> _SHORT EXERCISE_
Please report every line of the records below that holds the string "unit". Case counts.

> _GIVEN DATA_
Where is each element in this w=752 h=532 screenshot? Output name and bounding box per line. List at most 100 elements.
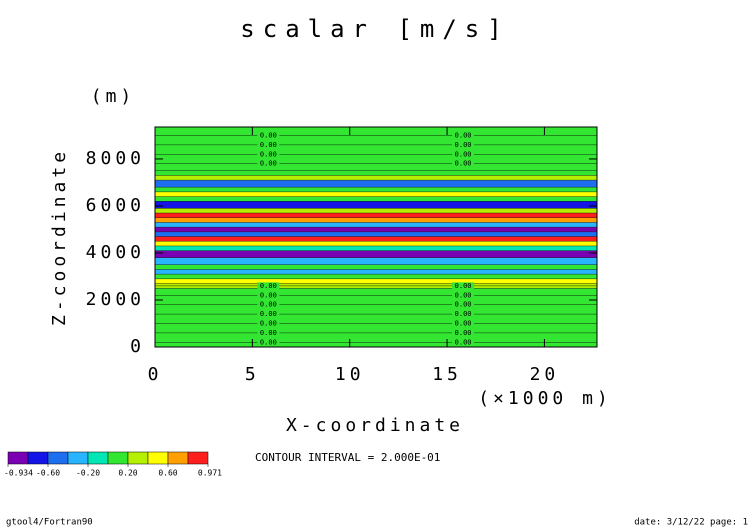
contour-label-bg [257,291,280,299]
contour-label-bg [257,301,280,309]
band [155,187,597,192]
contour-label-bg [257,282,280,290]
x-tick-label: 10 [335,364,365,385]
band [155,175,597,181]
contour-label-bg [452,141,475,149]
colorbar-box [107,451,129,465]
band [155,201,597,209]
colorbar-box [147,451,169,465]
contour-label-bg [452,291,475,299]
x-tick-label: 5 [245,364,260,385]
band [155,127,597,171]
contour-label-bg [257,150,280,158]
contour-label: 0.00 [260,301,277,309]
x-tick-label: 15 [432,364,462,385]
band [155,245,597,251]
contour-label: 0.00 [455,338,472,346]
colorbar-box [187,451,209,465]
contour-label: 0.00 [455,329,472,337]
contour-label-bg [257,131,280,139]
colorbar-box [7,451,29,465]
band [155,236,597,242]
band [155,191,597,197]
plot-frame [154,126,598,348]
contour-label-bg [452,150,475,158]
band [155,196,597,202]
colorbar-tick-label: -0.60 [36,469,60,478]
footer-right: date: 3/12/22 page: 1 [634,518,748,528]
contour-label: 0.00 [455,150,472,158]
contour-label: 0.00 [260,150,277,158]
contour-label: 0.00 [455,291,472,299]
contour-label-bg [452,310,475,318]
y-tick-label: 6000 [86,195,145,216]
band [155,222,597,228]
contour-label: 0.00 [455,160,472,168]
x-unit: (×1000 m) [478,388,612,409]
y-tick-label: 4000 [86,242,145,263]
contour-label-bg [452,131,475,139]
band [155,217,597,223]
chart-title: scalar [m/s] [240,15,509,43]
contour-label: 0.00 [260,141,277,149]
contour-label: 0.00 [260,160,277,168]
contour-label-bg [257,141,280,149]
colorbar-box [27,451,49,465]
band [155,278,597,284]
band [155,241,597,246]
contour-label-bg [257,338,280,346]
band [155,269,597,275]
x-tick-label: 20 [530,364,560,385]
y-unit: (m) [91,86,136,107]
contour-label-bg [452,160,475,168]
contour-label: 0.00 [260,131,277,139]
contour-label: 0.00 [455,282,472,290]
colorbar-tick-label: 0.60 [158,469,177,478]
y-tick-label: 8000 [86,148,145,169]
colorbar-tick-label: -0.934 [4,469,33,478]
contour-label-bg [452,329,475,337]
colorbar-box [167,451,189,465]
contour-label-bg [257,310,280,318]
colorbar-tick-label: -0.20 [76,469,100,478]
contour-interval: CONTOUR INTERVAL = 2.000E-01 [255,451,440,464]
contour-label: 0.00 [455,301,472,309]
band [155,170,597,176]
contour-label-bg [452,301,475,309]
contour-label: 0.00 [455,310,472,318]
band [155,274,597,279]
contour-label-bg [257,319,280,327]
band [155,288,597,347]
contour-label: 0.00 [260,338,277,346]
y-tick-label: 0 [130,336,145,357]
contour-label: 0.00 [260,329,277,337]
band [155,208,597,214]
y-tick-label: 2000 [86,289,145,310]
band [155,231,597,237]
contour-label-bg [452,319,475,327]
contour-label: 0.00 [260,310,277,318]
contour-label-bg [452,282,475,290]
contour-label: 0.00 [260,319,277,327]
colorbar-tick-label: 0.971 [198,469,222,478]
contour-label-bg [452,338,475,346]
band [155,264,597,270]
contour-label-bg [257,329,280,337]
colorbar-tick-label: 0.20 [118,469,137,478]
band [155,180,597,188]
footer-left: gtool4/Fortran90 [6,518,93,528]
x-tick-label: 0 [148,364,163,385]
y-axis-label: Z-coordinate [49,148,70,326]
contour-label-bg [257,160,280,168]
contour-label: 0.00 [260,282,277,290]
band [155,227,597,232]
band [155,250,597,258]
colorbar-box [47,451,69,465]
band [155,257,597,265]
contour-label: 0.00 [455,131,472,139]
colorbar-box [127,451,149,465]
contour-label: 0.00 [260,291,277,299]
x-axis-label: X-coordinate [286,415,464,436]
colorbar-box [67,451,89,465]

--

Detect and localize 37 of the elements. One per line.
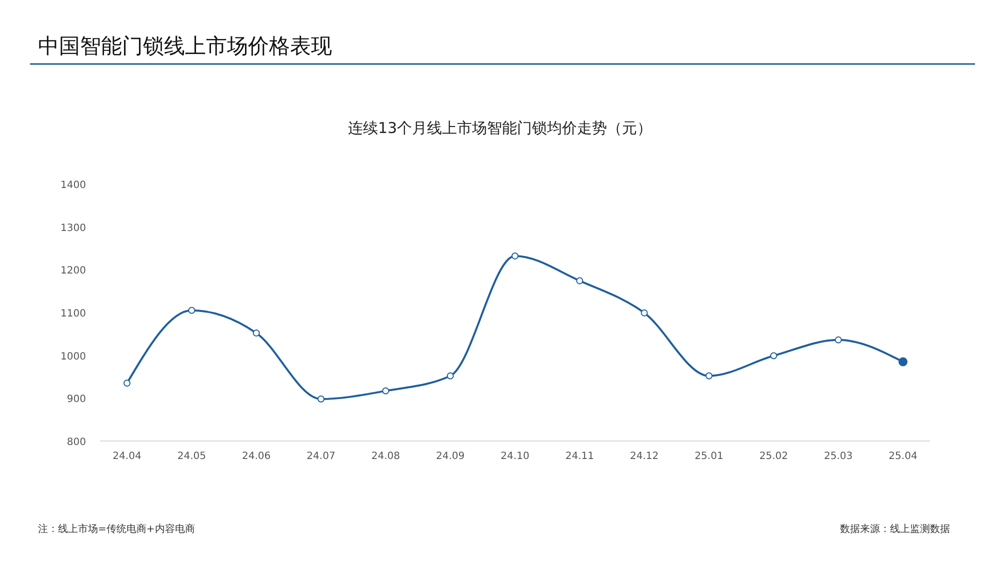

> _RESPONSE TO THIS EXERCISE_
x-unit: (×1000 m) [478,388,612,409]
y-unit: (m) [91,86,136,107]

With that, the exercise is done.